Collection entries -
* BEGIN *

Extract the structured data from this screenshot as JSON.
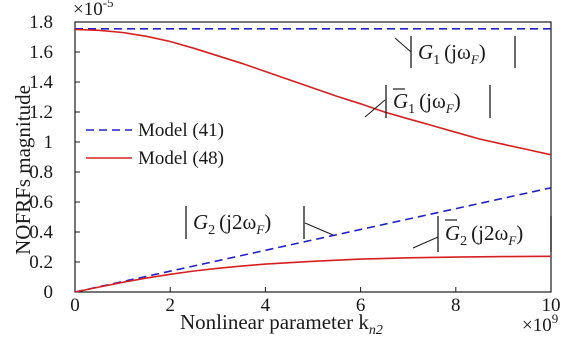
{
  "chart_data": {
    "type": "line",
    "xlabel": "Nonlinear parameter k",
    "xlabel_sub": "n2",
    "ylabel": "NOFRFs magnitude",
    "x_multiplier": "×10",
    "x_multiplier_exp": "9",
    "y_multiplier": "×10",
    "y_multiplier_exp": "-5",
    "xlim": [
      0,
      10
    ],
    "ylim": [
      0,
      1.8
    ],
    "xticks": [
      0,
      2,
      4,
      6,
      8,
      10
    ],
    "xtick_labels": [
      "0",
      "2",
      "4",
      "6",
      "8",
      "10"
    ],
    "yticks": [
      0,
      0.2,
      0.4,
      0.6,
      0.8,
      1.0,
      1.2,
      1.4,
      1.6,
      1.8
    ],
    "ytick_labels": [
      "0",
      "0.2",
      "0.4",
      "0.6",
      "0.8",
      "1",
      "1.2",
      "1.4",
      "1.6",
      "1.8"
    ],
    "grid": false,
    "legend_position": "left",
    "legend": [
      {
        "label": "Model (41)",
        "color": "#2222cc",
        "style": "dashed"
      },
      {
        "label": "Model (48)",
        "color": "#d62020",
        "style": "solid"
      }
    ],
    "series": [
      {
        "model": "Model (41)",
        "color": "#2222cc",
        "style": "dashed",
        "x": [
          0,
          10
        ],
        "y": [
          1.755,
          1.755
        ]
      },
      {
        "model": "Model (48)",
        "color": "#d62020",
        "style": "solid",
        "x": [
          0,
          0.5,
          1,
          1.5,
          2,
          2.5,
          3,
          3.5,
          4,
          4.5,
          5,
          5.5,
          6,
          6.5,
          7,
          7.5,
          8,
          8.5,
          9,
          9.5,
          10
        ],
        "y": [
          1.75,
          1.745,
          1.73,
          1.705,
          1.67,
          1.625,
          1.575,
          1.525,
          1.47,
          1.415,
          1.36,
          1.305,
          1.255,
          1.2,
          1.155,
          1.11,
          1.065,
          1.02,
          0.985,
          0.95,
          0.915
        ]
      },
      {
        "model": "Model (41)",
        "color": "#2222cc",
        "style": "dashed",
        "x": [
          0,
          10
        ],
        "y": [
          0.0,
          0.695
        ]
      },
      {
        "model": "Model (48)",
        "color": "#d62020",
        "style": "solid",
        "x": [
          0,
          0.5,
          1,
          1.5,
          2,
          2.5,
          3,
          3.5,
          4,
          5,
          6,
          7,
          8,
          9,
          10
        ],
        "y": [
          0.0,
          0.033,
          0.065,
          0.093,
          0.118,
          0.14,
          0.158,
          0.173,
          0.186,
          0.205,
          0.219,
          0.228,
          0.233,
          0.236,
          0.238
        ]
      }
    ],
    "annotations": [
      {
        "kind": "G1",
        "text_pre": "G",
        "sub": "1",
        "arg": "(jω",
        "arg_sub": "F",
        "arg_close": ")",
        "bar": false
      },
      {
        "kind": "G1bar",
        "text_pre": "G",
        "sub": "1",
        "arg": "(jω",
        "arg_sub": "F",
        "arg_close": ")",
        "bar": true
      },
      {
        "kind": "G2",
        "text_pre": "G",
        "sub": "2",
        "arg": "(j2ω",
        "arg_sub": "F",
        "arg_close": ")",
        "bar": false
      },
      {
        "kind": "G2bar",
        "text_pre": "G",
        "sub": "2",
        "arg": "(j2ω",
        "arg_sub": "F",
        "arg_close": ")",
        "bar": true
      }
    ]
  }
}
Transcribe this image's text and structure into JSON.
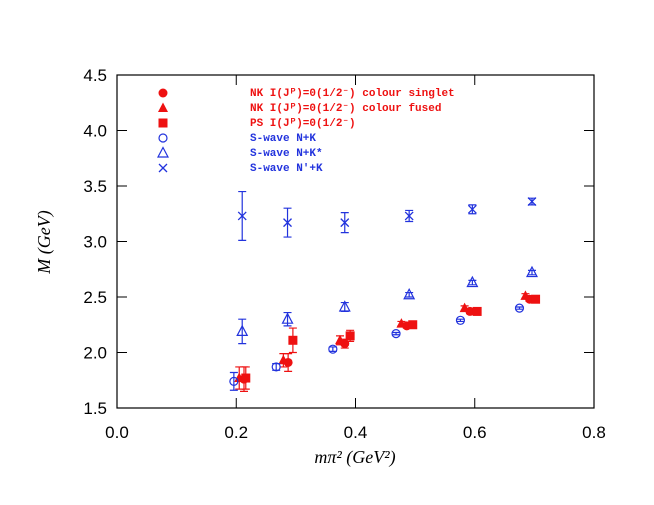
{
  "chart_data": {
    "type": "scatter",
    "x_label": "mπ² (GeV²)",
    "y_label": "M (GeV)",
    "xlim": [
      0,
      0.8
    ],
    "ylim": [
      1.5,
      4.5
    ],
    "xticks": [
      {
        "value": 0,
        "label": "0.0"
      },
      0.2,
      0.4,
      0.6,
      0.8
    ],
    "yticks": [
      1.5,
      {
        "value": 2,
        "label": "2.0"
      },
      2.5,
      {
        "value": 3,
        "label": "3.0"
      },
      3.5,
      {
        "value": 4,
        "label": "4.0"
      },
      4.5
    ],
    "legend": "upper left",
    "series": [
      {
        "name": "NK I(Jᴾ)=0(1/2⁻) colour singlet",
        "color": "#ee1111",
        "marker": "circle-filled",
        "x": [
          0.213,
          0.287,
          0.382,
          0.486,
          0.592,
          0.692
        ],
        "values": [
          1.76,
          1.91,
          2.08,
          2.24,
          2.37,
          2.48
        ],
        "errors": [
          0.11,
          0.08,
          0.04,
          0.02,
          0.02,
          0.02
        ]
      },
      {
        "name": "NK I(Jᴾ)=0(1/2⁻) colour fused",
        "color": "#ee1111",
        "marker": "triangle-filled",
        "x": [
          0.205,
          0.279,
          0.374,
          0.477,
          0.583,
          0.685
        ],
        "values": [
          1.77,
          1.93,
          2.11,
          2.26,
          2.4,
          2.51
        ],
        "errors": [
          0.1,
          0.06,
          0.04,
          0.02,
          0.02,
          0.02
        ]
      },
      {
        "name": "PS I(Jᴾ)=0(1/2⁻)",
        "color": "#ee1111",
        "marker": "square-filled",
        "x": [
          0.216,
          0.295,
          0.391,
          0.496,
          0.604,
          0.702
        ],
        "values": [
          1.77,
          2.11,
          2.15,
          2.25,
          2.37,
          2.48
        ],
        "errors": [
          0.1,
          0.11,
          0.05,
          0.03,
          0.02,
          0.02
        ]
      },
      {
        "name": "S-wave N+K",
        "color": "#2233dd",
        "marker": "circle-open",
        "x": [
          0.196,
          0.267,
          0.362,
          0.468,
          0.576,
          0.675
        ],
        "values": [
          1.74,
          1.87,
          2.03,
          2.17,
          2.29,
          2.4
        ],
        "errors": [
          0.08,
          0.03,
          0.02,
          0.01,
          0.01,
          0.01
        ]
      },
      {
        "name": "S-wave N+K*",
        "color": "#2233dd",
        "marker": "triangle-open",
        "x": [
          0.21,
          0.286,
          0.382,
          0.49,
          0.596,
          0.696
        ],
        "values": [
          2.19,
          2.3,
          2.41,
          2.52,
          2.63,
          2.72
        ],
        "errors": [
          0.11,
          0.06,
          0.04,
          0.02,
          0.02,
          0.02
        ]
      },
      {
        "name": "S-wave N'+K",
        "color": "#2233dd",
        "marker": "x",
        "x": [
          0.21,
          0.286,
          0.382,
          0.49,
          0.596,
          0.696
        ],
        "values": [
          3.23,
          3.17,
          3.17,
          3.23,
          3.29,
          3.36
        ],
        "errors": [
          0.22,
          0.13,
          0.09,
          0.05,
          0.04,
          0.03
        ]
      }
    ]
  }
}
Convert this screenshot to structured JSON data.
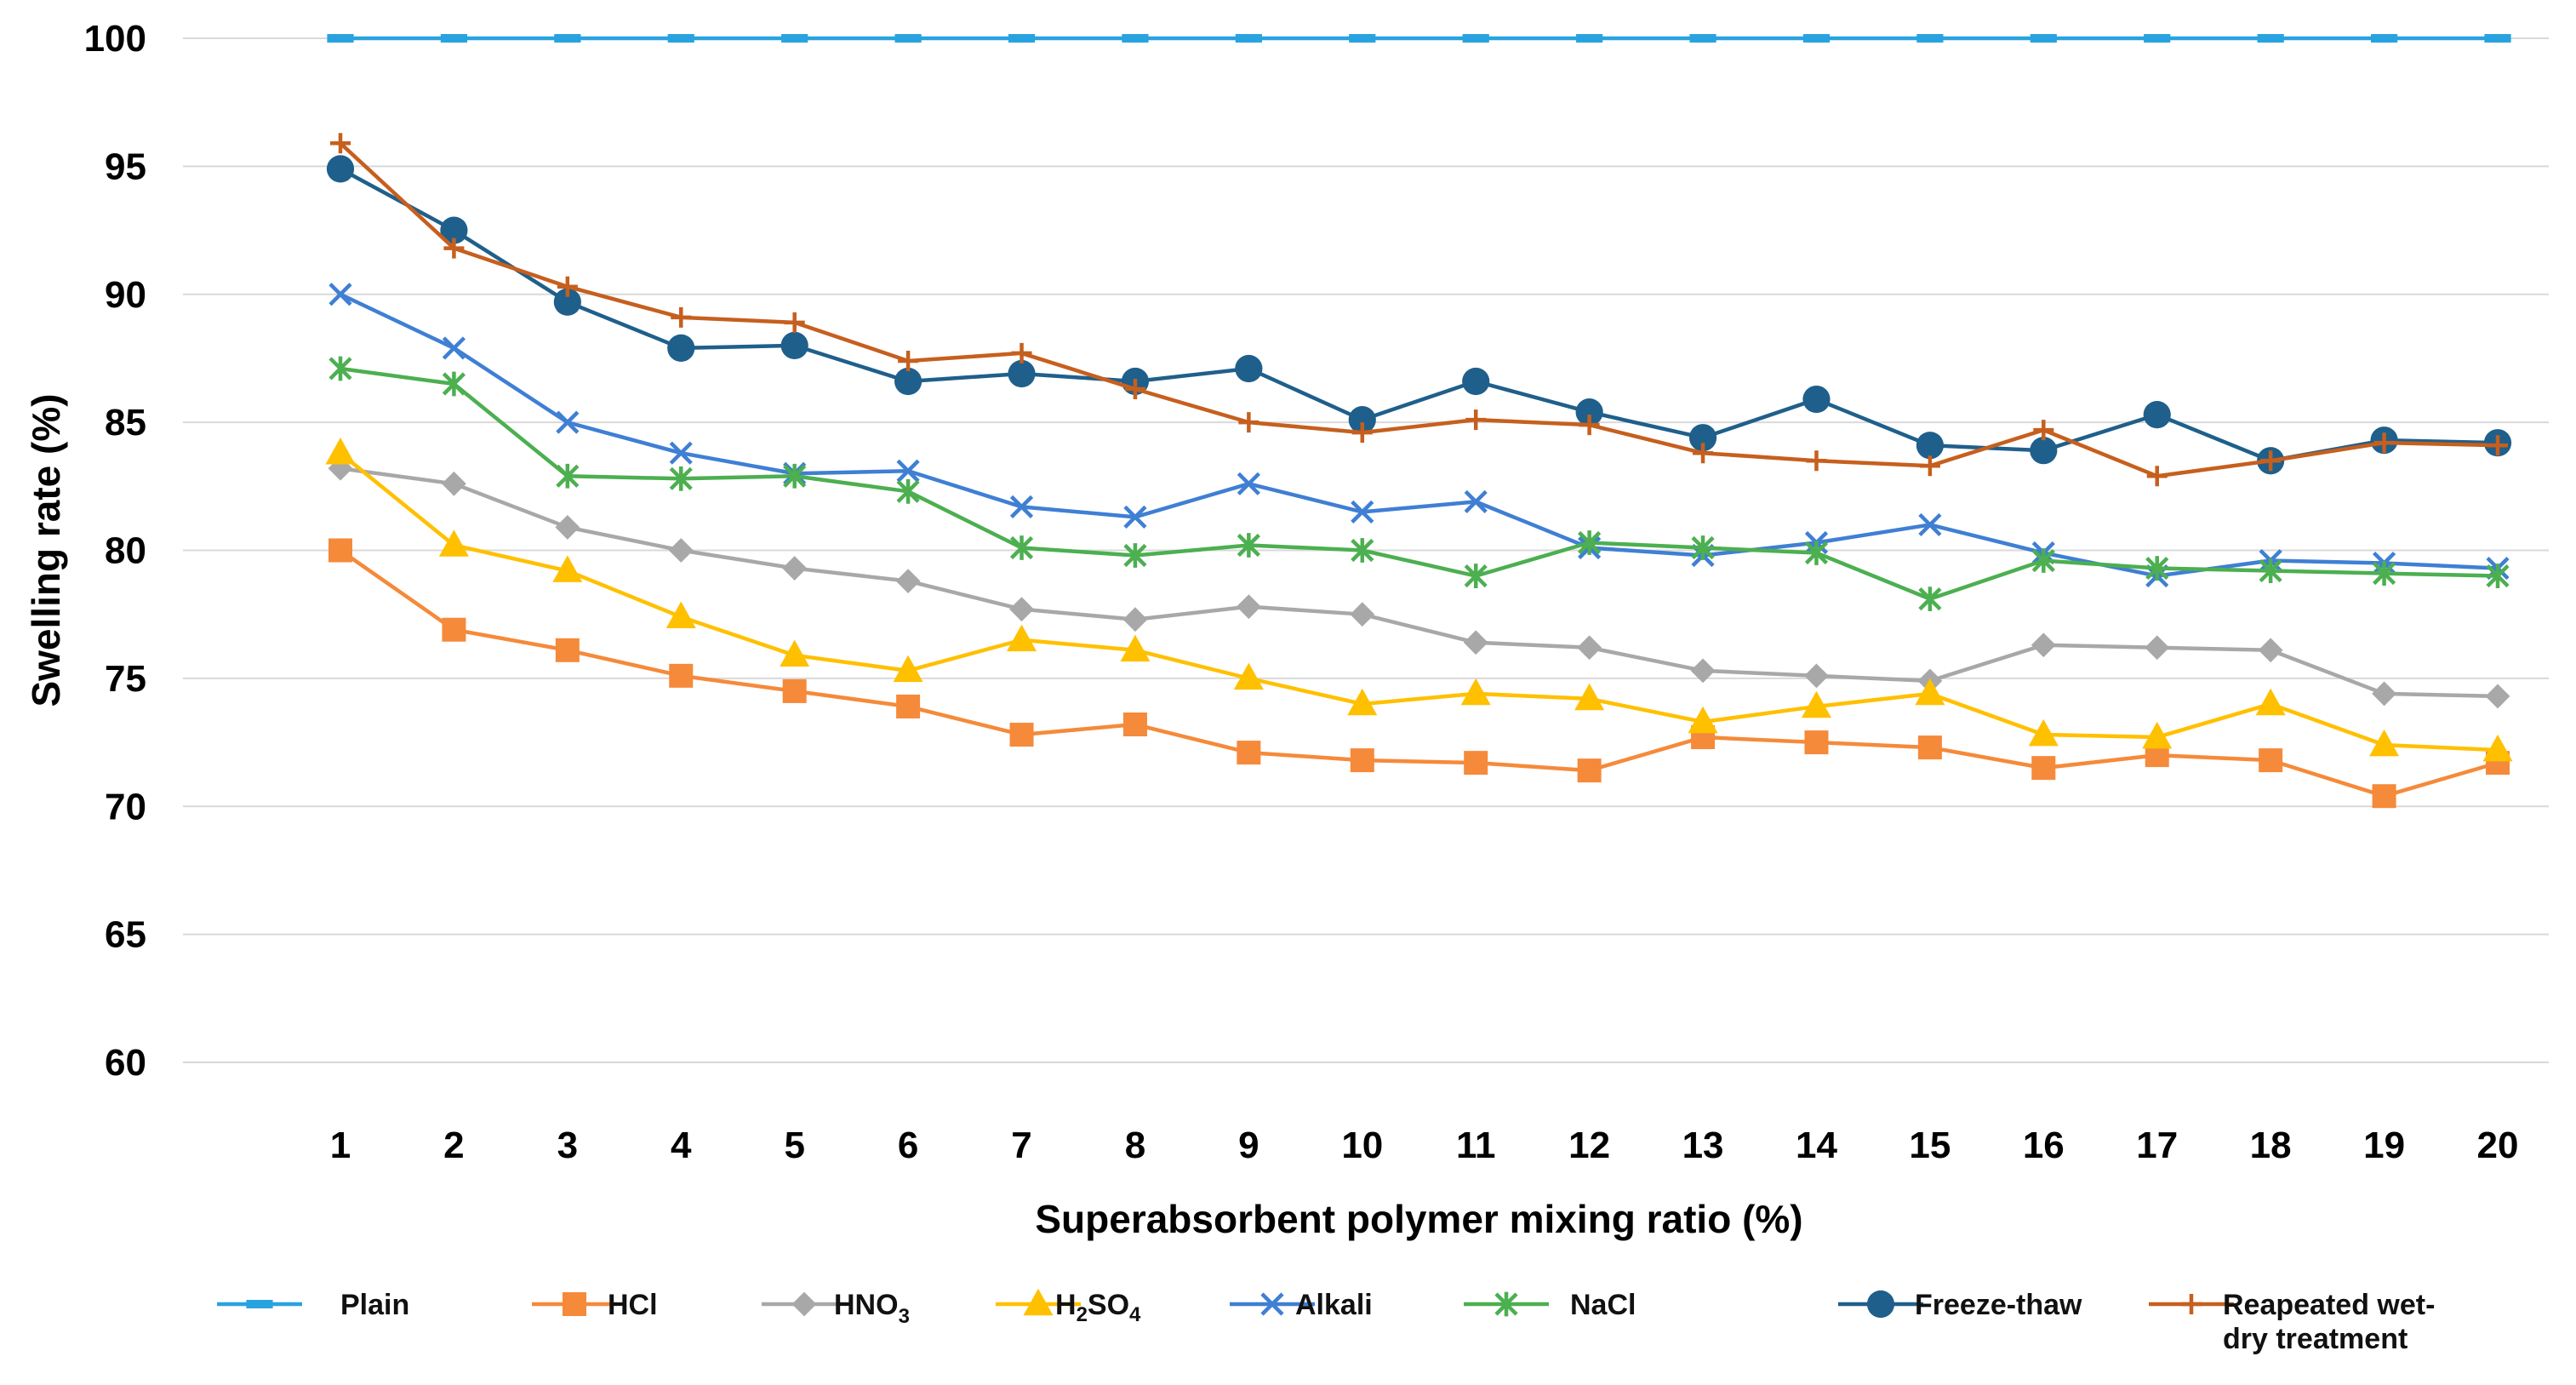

* END *

Required task - Quote the data exactly, leaving every image out of the copy.

Complete response -
Extract the structured data from this screenshot as JSON.
{
  "chart_data": {
    "type": "line",
    "xlabel": "Nonlinear parameter k",
    "xlabel_sub": "n2",
    "ylabel": "NOFRFs magnitude",
    "x_multiplier": "×10",
    "x_multiplier_exp": "9",
    "y_multiplier": "×10",
    "y_multiplier_exp": "-5",
    "xlim": [
      0,
      10
    ],
    "ylim": [
      0,
      1.8
    ],
    "xticks": [
      0,
      2,
      4,
      6,
      8,
      10
    ],
    "xtick_labels": [
      "0",
      "2",
      "4",
      "6",
      "8",
      "10"
    ],
    "yticks": [
      0,
      0.2,
      0.4,
      0.6,
      0.8,
      1.0,
      1.2,
      1.4,
      1.6,
      1.8
    ],
    "ytick_labels": [
      "0",
      "0.2",
      "0.4",
      "0.6",
      "0.8",
      "1",
      "1.2",
      "1.4",
      "1.6",
      "1.8"
    ],
    "grid": false,
    "legend_position": "left",
    "legend": [
      {
        "label": "Model (41)",
        "color": "#2222cc",
        "style": "dashed"
      },
      {
        "label": "Model (48)",
        "color": "#d62020",
        "style": "solid"
      }
    ],
    "series": [
      {
        "model": "Model (41)",
        "color": "#2222cc",
        "style": "dashed",
        "x": [
          0,
          10
        ],
        "y": [
          1.755,
          1.755
        ]
      },
      {
        "model": "Model (48)",
        "color": "#d62020",
        "style": "solid",
        "x": [
          0,
          0.5,
          1,
          1.5,
          2,
          2.5,
          3,
          3.5,
          4,
          4.5,
          5,
          5.5,
          6,
          6.5,
          7,
          7.5,
          8,
          8.5,
          9,
          9.5,
          10
        ],
        "y": [
          1.75,
          1.745,
          1.73,
          1.705,
          1.67,
          1.625,
          1.575,
          1.525,
          1.47,
          1.415,
          1.36,
          1.305,
          1.255,
          1.2,
          1.155,
          1.11,
          1.065,
          1.02,
          0.985,
          0.95,
          0.915
        ]
      },
      {
        "model": "Model (41)",
        "color": "#2222cc",
        "style": "dashed",
        "x": [
          0,
          10
        ],
        "y": [
          0.0,
          0.695
        ]
      },
      {
        "model": "Model (48)",
        "color": "#d62020",
        "style": "solid",
        "x": [
          0,
          0.5,
          1,
          1.5,
          2,
          2.5,
          3,
          3.5,
          4,
          5,
          6,
          7,
          8,
          9,
          10
        ],
        "y": [
          0.0,
          0.033,
          0.065,
          0.093,
          0.118,
          0.14,
          0.158,
          0.173,
          0.186,
          0.205,
          0.219,
          0.228,
          0.233,
          0.236,
          0.238
        ]
      }
    ],
    "annotations": [
      {
        "kind": "G1",
        "text_pre": "G",
        "sub": "1",
        "arg": "(jω",
        "arg_sub": "F",
        "arg_close": ")",
        "bar": false
      },
      {
        "kind": "G1bar",
        "text_pre": "G",
        "sub": "1",
        "arg": "(jω",
        "arg_sub": "F",
        "arg_close": ")",
        "bar": true
      },
      {
        "kind": "G2",
        "text_pre": "G",
        "sub": "2",
        "arg": "(j2ω",
        "arg_sub": "F",
        "arg_close": ")",
        "bar": false
      },
      {
        "kind": "G2bar",
        "text_pre": "G",
        "sub": "2",
        "arg": "(j2ω",
        "arg_sub": "F",
        "arg_close": ")",
        "bar": true
      }
    ]
  }
}
Transcribe this image's text and structure into JSON.
{
  "chart_data": {
    "type": "scatter",
    "x_label": "mπ² (GeV²)",
    "y_label": "M (GeV)",
    "xlim": [
      0,
      0.8
    ],
    "ylim": [
      1.5,
      4.5
    ],
    "xticks": [
      {
        "value": 0,
        "label": "0.0"
      },
      0.2,
      0.4,
      0.6,
      0.8
    ],
    "yticks": [
      1.5,
      {
        "value": 2,
        "label": "2.0"
      },
      2.5,
      {
        "value": 3,
        "label": "3.0"
      },
      3.5,
      {
        "value": 4,
        "label": "4.0"
      },
      4.5
    ],
    "legend": "upper left",
    "series": [
      {
        "name": "NK I(Jᴾ)=0(1/2⁻) colour singlet",
        "color": "#ee1111",
        "marker": "circle-filled",
        "x": [
          0.213,
          0.287,
          0.382,
          0.486,
          0.592,
          0.692
        ],
        "values": [
          1.76,
          1.91,
          2.08,
          2.24,
          2.37,
          2.48
        ],
        "errors": [
          0.11,
          0.08,
          0.04,
          0.02,
          0.02,
          0.02
        ]
      },
      {
        "name": "NK I(Jᴾ)=0(1/2⁻) colour fused",
        "color": "#ee1111",
        "marker": "triangle-filled",
        "x": [
          0.205,
          0.279,
          0.374,
          0.477,
          0.583,
          0.685
        ],
        "values": [
          1.77,
          1.93,
          2.11,
          2.26,
          2.4,
          2.51
        ],
        "errors": [
          0.1,
          0.06,
          0.04,
          0.02,
          0.02,
          0.02
        ]
      },
      {
        "name": "PS I(Jᴾ)=0(1/2⁻)",
        "color": "#ee1111",
        "marker": "square-filled",
        "x": [
          0.216,
          0.295,
          0.391,
          0.496,
          0.604,
          0.702
        ],
        "values": [
          1.77,
          2.11,
          2.15,
          2.25,
          2.37,
          2.48
        ],
        "errors": [
          0.1,
          0.11,
          0.05,
          0.03,
          0.02,
          0.02
        ]
      },
      {
        "name": "S-wave N+K",
        "color": "#2233dd",
        "marker": "circle-open",
        "x": [
          0.196,
          0.267,
          0.362,
          0.468,
          0.576,
          0.675
        ],
        "values": [
          1.74,
          1.87,
          2.03,
          2.17,
          2.29,
          2.4
        ],
        "errors": [
          0.08,
          0.03,
          0.02,
          0.01,
          0.01,
          0.01
        ]
      },
      {
        "name": "S-wave N+K*",
        "color": "#2233dd",
        "marker": "triangle-open",
        "x": [
          0.21,
          0.286,
          0.382,
          0.49,
          0.596,
          0.696
        ],
        "values": [
          2.19,
          2.3,
          2.41,
          2.52,
          2.63,
          2.72
        ],
        "errors": [
          0.11,
          0.06,
          0.04,
          0.02,
          0.02,
          0.02
        ]
      },
      {
        "name": "S-wave N'+K",
        "color": "#2233dd",
        "marker": "x",
        "x": [
          0.21,
          0.286,
          0.382,
          0.49,
          0.596,
          0.696
        ],
        "values": [
          3.23,
          3.17,
          3.17,
          3.23,
          3.29,
          3.36
        ],
        "errors": [
          0.22,
          0.13,
          0.09,
          0.05,
          0.04,
          0.03
        ]
      }
    ]
  }
}
Convert this screenshot to structured JSON data.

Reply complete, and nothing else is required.